What have we got here:

1. `mkMatcher` returns a `container` the container contains a function: `String => Boolean`
2. The rules are the if we have multiple `<-` they translate to `flatMap` except for the last one.
3. As `f <- mkMatcher(pat)` is first in `sequence` (think `assembly line`) all we want out of it is to take `f` and pass it to the next worker in the assembly line, we let the next worker in our assembly line (the next function) the ability to determine what would be the packaging back of our item this is why the last function is `map`.
4. The last `g <- mkMatcher(pat2)` will use `map` this is because its last in assembly line! so it can just do the final operation with `map( g =>` which yes! pulls out `g` and uses the `f` which has already been pulled out from the container by the `flatMap` therefore we end up with first:

mkMatcher(pat) flatMap (f // pull out f function give item to next assembly line worker (you see it has access to `f`, and do not package it back i mean let the map determine the packaging let the next assembly line worker determine the container. mkMatcher(pat2) map (g => f(s) ...)) // as this is the last function in the assembly line we are going to use map and pull g out of the container and to the packaging back, its `map` and this packaging will throttle all the way up and be our package or our container, yah!

The rationale is to chain monadic operations which provides as a benefit, proper "fail fast" error handling.

It is actually pretty simple. The `mkMatcher` method returns an `Option` (which is a Monad). The result of `mkMatcher`, the monadic operation, is either a `None` or a `Some(x)`.

──────────

WHAT YOU WILL DO: Reproduce the passage on flatMap and map between "What have we" and "the last one.", inclusive.

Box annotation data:
──────────

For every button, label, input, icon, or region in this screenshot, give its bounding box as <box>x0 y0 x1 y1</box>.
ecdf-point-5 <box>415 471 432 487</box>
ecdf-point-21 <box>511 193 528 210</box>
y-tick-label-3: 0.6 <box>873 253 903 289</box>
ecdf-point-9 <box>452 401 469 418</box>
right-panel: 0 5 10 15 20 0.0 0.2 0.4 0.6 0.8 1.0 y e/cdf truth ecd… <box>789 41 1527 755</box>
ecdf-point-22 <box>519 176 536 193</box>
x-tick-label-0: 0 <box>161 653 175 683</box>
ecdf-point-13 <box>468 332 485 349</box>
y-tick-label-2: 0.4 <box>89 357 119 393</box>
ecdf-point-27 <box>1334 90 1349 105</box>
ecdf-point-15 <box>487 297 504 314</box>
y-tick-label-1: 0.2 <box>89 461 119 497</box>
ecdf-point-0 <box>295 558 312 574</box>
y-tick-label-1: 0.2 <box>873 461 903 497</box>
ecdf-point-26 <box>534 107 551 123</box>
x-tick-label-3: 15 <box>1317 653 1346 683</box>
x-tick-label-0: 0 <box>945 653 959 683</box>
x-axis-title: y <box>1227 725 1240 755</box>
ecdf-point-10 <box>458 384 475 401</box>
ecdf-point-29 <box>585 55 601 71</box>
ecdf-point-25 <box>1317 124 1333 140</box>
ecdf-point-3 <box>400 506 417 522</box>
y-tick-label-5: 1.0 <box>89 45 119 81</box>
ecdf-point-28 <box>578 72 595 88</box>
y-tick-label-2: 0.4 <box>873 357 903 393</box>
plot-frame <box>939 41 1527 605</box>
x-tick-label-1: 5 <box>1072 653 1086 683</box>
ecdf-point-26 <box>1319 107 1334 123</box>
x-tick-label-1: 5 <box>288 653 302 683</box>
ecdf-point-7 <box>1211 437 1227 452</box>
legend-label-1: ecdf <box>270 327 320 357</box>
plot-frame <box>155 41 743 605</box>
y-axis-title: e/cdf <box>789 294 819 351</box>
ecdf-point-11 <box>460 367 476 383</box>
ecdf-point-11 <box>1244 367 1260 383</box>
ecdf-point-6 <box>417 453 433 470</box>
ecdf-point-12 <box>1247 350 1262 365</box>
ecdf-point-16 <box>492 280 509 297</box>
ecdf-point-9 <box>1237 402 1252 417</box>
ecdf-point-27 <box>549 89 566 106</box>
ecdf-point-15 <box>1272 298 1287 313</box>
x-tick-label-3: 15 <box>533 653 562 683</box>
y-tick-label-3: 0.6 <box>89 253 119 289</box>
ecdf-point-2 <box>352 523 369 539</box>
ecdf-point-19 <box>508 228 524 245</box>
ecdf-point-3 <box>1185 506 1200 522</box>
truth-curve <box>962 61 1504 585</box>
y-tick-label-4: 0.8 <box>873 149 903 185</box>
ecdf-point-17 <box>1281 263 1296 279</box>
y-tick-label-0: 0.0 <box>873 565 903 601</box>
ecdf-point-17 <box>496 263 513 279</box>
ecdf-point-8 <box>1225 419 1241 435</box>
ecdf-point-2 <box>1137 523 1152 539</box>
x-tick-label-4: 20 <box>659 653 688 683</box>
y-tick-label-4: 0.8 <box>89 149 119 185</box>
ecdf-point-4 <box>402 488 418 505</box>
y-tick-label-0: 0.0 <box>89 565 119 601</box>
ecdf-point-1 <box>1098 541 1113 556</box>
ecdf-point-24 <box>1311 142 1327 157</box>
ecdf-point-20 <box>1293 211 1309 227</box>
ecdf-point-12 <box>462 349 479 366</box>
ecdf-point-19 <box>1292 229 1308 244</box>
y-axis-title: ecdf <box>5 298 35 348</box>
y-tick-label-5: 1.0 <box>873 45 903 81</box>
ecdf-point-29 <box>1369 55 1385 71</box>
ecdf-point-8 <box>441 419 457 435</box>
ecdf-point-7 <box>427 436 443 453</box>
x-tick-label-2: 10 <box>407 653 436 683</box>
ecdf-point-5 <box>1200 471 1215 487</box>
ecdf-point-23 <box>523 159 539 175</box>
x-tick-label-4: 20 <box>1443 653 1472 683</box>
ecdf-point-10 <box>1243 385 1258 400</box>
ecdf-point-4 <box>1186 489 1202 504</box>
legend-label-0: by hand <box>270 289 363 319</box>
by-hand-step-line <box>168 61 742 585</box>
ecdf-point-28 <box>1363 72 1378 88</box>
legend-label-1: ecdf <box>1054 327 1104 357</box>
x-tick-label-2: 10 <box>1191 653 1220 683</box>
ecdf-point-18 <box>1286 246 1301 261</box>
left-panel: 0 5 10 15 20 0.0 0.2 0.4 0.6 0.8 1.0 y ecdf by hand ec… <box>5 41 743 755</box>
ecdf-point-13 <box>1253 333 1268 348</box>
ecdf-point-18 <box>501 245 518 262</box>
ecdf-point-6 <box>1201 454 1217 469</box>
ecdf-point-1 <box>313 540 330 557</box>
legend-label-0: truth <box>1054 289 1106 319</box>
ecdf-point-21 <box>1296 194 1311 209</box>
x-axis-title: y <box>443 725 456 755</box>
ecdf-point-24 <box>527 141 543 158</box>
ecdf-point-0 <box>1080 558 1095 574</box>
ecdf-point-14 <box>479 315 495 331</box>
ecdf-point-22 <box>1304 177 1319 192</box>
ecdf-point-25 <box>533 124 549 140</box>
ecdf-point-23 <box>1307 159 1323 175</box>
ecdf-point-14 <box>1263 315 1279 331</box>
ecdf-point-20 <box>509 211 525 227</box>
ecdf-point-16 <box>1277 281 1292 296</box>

──────────

FULL ANSWER:
What have we got here:

1. `mkMatcher` returns a `container` the container contains a function: `String => Boolean`
2. The rules are the if we have multiple `<-` they translate to `flatMap` except for the last one.